_What the task asks_: Return all lines below containing the word "Administrator".

_Source material_:
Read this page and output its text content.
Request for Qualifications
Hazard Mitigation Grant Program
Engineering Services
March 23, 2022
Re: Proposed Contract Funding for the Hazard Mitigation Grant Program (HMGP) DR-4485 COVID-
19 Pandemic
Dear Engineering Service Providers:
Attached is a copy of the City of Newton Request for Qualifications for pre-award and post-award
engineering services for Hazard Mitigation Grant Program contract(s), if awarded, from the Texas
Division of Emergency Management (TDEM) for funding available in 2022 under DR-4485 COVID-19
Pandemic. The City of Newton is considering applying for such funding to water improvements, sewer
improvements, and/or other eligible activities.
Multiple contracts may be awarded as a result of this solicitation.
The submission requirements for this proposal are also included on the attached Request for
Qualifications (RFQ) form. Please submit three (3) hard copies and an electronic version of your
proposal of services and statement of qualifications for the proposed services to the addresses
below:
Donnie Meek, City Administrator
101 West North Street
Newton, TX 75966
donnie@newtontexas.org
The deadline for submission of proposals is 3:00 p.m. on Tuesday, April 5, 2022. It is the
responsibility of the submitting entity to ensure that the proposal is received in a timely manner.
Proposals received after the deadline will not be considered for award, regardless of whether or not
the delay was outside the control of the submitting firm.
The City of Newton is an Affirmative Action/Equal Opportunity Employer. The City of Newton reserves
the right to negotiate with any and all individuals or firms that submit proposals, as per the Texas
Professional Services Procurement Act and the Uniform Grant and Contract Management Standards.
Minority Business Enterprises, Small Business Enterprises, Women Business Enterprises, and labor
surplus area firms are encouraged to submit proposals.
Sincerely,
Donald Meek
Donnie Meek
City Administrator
...
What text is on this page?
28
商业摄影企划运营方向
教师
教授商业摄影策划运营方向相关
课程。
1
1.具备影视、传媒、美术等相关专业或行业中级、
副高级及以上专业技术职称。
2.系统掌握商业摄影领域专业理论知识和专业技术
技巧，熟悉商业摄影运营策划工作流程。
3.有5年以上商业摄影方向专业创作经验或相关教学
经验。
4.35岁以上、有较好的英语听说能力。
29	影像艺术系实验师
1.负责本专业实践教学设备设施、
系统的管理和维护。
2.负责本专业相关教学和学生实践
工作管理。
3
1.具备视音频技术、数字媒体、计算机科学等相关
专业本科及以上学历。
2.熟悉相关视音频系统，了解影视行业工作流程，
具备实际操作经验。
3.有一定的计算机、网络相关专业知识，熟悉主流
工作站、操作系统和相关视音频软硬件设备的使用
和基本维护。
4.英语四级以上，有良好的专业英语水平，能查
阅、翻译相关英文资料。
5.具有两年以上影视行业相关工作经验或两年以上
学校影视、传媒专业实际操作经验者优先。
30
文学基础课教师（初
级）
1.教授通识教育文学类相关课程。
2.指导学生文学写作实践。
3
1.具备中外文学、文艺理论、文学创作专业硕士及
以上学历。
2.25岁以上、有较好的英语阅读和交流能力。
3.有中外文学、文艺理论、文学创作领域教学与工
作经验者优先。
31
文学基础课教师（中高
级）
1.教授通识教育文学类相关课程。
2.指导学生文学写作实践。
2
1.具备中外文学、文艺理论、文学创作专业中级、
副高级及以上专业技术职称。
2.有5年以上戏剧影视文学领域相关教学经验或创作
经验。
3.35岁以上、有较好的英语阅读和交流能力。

_Task solution_:
Donnie Meek, City Administrator
City Administrator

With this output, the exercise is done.